● To do: From the entries below, copy every line holding the word "into".

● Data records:

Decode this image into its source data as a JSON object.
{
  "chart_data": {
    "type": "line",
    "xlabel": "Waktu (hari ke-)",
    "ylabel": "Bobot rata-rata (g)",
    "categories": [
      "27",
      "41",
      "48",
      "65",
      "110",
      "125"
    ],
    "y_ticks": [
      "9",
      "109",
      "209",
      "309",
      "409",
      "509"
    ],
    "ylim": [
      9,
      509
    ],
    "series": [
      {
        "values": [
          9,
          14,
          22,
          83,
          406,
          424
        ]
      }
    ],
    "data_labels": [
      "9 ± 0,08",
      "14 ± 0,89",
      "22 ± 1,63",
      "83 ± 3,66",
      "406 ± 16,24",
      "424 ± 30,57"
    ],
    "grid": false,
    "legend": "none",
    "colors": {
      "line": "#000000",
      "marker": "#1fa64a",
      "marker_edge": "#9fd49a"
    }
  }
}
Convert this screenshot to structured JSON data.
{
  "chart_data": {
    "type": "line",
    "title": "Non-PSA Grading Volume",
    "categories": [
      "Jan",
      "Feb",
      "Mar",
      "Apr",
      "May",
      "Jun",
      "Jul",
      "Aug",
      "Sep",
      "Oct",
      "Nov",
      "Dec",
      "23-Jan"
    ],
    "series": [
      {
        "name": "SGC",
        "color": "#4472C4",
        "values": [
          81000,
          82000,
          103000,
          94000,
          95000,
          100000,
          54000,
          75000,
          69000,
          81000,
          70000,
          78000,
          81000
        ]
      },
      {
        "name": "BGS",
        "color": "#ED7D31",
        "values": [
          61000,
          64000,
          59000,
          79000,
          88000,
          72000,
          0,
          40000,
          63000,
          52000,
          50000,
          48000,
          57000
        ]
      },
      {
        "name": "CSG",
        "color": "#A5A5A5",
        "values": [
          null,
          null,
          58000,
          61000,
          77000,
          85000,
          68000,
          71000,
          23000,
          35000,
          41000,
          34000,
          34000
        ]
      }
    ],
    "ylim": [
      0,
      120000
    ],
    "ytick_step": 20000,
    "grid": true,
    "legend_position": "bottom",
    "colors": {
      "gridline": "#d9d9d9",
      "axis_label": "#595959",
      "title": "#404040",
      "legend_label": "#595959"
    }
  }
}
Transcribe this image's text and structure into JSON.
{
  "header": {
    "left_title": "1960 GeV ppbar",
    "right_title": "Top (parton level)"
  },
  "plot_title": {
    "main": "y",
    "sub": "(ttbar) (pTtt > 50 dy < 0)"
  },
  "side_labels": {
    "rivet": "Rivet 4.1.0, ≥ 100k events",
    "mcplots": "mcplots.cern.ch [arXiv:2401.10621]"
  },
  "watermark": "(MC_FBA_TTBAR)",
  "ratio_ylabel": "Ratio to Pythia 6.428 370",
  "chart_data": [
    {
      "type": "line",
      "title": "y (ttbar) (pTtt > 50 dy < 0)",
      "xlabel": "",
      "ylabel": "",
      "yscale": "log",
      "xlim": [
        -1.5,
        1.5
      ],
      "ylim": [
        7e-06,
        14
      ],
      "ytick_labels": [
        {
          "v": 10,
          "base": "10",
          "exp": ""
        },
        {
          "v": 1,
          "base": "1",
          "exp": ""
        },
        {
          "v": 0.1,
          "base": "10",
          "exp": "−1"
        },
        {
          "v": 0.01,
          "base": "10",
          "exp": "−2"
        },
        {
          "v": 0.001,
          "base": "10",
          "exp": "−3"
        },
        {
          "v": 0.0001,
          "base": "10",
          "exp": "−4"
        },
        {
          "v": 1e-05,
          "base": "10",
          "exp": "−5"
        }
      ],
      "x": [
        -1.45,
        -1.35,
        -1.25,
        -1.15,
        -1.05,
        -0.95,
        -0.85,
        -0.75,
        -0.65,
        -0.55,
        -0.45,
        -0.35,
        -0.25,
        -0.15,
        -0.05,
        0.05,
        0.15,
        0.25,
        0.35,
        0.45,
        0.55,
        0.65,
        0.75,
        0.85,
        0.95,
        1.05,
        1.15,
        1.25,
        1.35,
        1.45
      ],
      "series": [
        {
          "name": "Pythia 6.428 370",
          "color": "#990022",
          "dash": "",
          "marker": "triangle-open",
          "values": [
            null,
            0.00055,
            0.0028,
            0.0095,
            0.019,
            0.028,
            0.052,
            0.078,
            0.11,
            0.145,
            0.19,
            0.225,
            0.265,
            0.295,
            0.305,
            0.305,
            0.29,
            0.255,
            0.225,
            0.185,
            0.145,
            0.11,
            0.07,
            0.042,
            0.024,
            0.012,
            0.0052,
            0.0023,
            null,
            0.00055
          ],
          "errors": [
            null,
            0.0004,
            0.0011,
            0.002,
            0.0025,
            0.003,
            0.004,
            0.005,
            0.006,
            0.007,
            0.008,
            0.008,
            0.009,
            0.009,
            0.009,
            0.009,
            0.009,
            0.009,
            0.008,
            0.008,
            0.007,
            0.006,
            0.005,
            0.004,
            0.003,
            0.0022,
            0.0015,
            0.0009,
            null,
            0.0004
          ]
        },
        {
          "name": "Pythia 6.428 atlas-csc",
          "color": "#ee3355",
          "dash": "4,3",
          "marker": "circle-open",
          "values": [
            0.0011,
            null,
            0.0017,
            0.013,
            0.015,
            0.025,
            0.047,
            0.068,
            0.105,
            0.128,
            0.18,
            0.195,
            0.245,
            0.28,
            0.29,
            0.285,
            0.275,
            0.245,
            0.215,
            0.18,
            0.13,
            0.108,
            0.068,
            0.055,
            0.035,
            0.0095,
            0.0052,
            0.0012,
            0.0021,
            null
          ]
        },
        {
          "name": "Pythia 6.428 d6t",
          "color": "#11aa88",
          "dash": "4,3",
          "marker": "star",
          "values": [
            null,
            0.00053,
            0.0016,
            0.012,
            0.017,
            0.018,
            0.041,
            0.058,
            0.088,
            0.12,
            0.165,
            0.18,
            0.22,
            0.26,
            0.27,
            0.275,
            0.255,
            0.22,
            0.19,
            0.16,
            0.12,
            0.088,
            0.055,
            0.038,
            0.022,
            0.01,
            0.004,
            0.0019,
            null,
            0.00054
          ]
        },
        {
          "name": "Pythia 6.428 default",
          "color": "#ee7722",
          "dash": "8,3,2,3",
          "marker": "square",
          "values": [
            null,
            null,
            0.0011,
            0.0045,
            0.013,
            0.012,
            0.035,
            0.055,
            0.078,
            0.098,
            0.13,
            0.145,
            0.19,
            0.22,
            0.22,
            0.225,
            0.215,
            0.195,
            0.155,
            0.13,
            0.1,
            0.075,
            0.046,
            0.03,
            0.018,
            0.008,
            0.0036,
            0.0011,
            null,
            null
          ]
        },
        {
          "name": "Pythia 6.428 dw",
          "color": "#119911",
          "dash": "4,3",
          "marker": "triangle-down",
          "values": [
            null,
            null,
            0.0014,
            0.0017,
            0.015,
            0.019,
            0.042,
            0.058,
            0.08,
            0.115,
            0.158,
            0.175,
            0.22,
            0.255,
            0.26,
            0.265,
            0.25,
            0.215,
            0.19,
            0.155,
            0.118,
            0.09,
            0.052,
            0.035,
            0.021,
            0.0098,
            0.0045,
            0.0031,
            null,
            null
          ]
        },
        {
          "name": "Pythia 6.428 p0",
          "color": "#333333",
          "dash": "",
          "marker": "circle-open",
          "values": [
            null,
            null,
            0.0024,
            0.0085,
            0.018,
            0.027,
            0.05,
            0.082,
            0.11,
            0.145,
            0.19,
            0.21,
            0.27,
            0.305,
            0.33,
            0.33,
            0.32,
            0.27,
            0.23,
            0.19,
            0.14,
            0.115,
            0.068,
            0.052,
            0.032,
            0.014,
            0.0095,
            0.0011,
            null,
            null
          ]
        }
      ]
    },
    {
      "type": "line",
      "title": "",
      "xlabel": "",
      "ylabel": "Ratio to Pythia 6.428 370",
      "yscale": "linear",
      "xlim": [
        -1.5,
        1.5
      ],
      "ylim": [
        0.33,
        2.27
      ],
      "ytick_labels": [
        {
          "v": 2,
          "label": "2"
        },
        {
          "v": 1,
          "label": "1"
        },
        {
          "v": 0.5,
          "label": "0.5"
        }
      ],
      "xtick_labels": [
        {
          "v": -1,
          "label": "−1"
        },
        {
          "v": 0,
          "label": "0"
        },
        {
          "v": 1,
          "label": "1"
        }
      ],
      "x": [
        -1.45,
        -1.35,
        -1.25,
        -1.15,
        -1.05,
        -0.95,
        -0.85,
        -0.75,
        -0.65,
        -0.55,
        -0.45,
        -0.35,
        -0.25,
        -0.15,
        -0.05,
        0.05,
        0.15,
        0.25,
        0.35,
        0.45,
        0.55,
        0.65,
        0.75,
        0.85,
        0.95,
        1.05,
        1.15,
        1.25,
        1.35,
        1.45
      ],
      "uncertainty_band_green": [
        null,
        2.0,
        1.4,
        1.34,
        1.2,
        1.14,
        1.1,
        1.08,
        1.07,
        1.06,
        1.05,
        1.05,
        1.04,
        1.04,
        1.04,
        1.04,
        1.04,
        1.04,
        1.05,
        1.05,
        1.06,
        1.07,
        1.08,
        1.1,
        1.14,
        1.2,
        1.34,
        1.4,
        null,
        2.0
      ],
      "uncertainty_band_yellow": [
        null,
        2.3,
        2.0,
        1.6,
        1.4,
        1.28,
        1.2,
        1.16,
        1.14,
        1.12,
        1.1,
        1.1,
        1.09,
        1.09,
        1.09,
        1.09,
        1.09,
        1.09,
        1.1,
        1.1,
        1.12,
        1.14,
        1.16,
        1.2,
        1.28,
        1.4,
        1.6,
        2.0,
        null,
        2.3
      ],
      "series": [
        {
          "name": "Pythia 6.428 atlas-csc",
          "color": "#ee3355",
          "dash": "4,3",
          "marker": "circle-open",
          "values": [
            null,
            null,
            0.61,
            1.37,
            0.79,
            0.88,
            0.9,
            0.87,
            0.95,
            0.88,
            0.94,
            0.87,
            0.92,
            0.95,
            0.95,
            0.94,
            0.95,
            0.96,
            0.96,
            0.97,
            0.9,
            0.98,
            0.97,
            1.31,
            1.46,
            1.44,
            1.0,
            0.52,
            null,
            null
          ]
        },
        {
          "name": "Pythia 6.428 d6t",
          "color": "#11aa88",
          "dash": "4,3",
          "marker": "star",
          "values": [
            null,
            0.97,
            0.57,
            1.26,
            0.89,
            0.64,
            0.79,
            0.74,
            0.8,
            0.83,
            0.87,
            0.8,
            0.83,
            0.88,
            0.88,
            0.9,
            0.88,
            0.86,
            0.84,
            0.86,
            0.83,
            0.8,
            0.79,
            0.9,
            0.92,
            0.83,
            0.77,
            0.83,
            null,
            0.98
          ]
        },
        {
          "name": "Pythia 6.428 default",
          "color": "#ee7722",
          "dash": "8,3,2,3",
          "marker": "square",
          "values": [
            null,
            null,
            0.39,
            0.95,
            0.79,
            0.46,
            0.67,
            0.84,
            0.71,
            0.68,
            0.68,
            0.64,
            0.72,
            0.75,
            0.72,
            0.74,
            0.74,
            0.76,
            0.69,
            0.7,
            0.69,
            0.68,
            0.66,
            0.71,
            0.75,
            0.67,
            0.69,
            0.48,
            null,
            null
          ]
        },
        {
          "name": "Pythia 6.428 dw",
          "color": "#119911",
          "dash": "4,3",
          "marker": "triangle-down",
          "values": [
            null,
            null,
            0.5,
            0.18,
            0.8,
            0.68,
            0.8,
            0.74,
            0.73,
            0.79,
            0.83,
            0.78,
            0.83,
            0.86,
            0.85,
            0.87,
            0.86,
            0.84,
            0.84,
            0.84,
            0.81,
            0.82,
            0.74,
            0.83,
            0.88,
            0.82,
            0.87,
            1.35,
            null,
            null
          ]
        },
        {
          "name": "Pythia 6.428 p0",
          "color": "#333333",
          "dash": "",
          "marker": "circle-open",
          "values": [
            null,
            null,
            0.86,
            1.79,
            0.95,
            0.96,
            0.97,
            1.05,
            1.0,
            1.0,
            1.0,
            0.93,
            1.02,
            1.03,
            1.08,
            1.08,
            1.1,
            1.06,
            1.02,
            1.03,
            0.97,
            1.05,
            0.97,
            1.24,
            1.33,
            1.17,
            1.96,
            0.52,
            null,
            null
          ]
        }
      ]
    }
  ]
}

● Exercise response:
Decode this image into its source data as a JSON object.
Transcribe this image's text and structure into JSON.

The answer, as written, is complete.